Begin Input for this task
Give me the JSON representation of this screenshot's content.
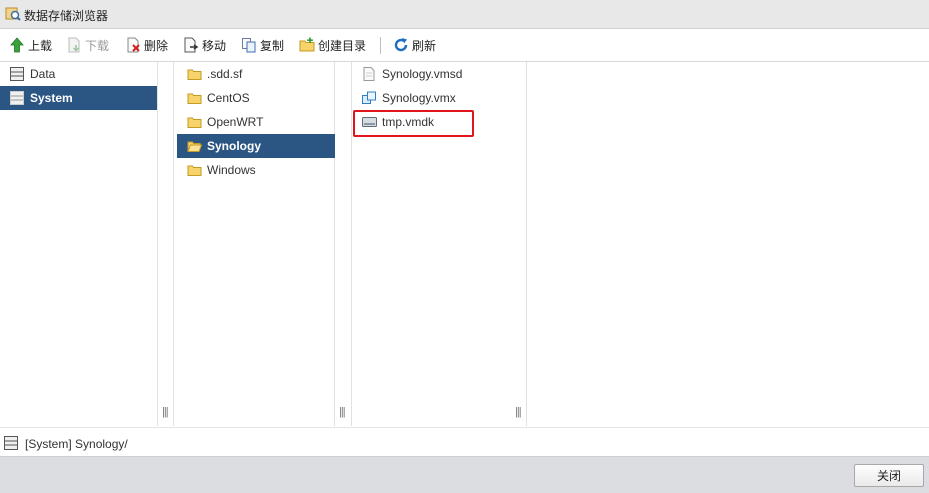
{
  "window": {
    "title": "数据存储浏览器",
    "icon": "datastore-browser-icon"
  },
  "toolbar": {
    "upload": "上载",
    "download": "下载",
    "delete": "删除",
    "move": "移动",
    "copy": "复制",
    "mkdir": "创建目录",
    "refresh": "刷新"
  },
  "datastores": [
    {
      "label": "Data",
      "icon": "datastore-icon",
      "selected": false
    },
    {
      "label": "System",
      "icon": "datastore-icon",
      "selected": true
    }
  ],
  "folders": [
    {
      "label": ".sdd.sf",
      "icon": "folder-icon",
      "selected": false
    },
    {
      "label": "CentOS",
      "icon": "folder-icon",
      "selected": false
    },
    {
      "label": "OpenWRT",
      "icon": "folder-icon",
      "selected": false
    },
    {
      "label": "Synology",
      "icon": "folder-open-icon",
      "selected": true
    },
    {
      "label": "Windows",
      "icon": "folder-icon",
      "selected": false
    }
  ],
  "files": [
    {
      "label": "Synology.vmsd",
      "icon": "file-icon"
    },
    {
      "label": "Synology.vmx",
      "icon": "vm-config-icon"
    },
    {
      "label": "tmp.vmdk",
      "icon": "virtual-disk-icon",
      "highlighted": true
    }
  ],
  "path": "[System] Synology/",
  "footer": {
    "close": "关闭"
  },
  "colors": {
    "selection": "#2b5583",
    "highlight": "#e0161c",
    "footer": "#dcdde0"
  }
}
End Input for this task
What is asked – Print each record exactly as it stands, leaving the images out.

Finished answer –
Give me the JSON representation of this screenshot's content.
{
  "window": {
    "title": "数据存储浏览器",
    "icon": "datastore-browser-icon"
  },
  "toolbar": {
    "upload": "上载",
    "download": "下载",
    "delete": "删除",
    "move": "移动",
    "copy": "复制",
    "mkdir": "创建目录",
    "refresh": "刷新"
  },
  "datastores": [
    {
      "label": "Data",
      "icon": "datastore-icon",
      "selected": false
    },
    {
      "label": "System",
      "icon": "datastore-icon",
      "selected": true
    }
  ],
  "folders": [
    {
      "label": ".sdd.sf",
      "icon": "folder-icon",
      "selected": false
    },
    {
      "label": "CentOS",
      "icon": "folder-icon",
      "selected": false
    },
    {
      "label": "OpenWRT",
      "icon": "folder-icon",
      "selected": false
    },
    {
      "label": "Synology",
      "icon": "folder-open-icon",
      "selected": true
    },
    {
      "label": "Windows",
      "icon": "folder-icon",
      "selected": false
    }
  ],
  "files": [
    {
      "label": "Synology.vmsd",
      "icon": "file-icon"
    },
    {
      "label": "Synology.vmx",
      "icon": "vm-config-icon"
    },
    {
      "label": "tmp.vmdk",
      "icon": "virtual-disk-icon",
      "highlighted": true
    }
  ],
  "path": "[System] Synology/",
  "footer": {
    "close": "关闭"
  },
  "colors": {
    "selection": "#2b5583",
    "highlight": "#e0161c",
    "footer": "#dcdde0"
  }
}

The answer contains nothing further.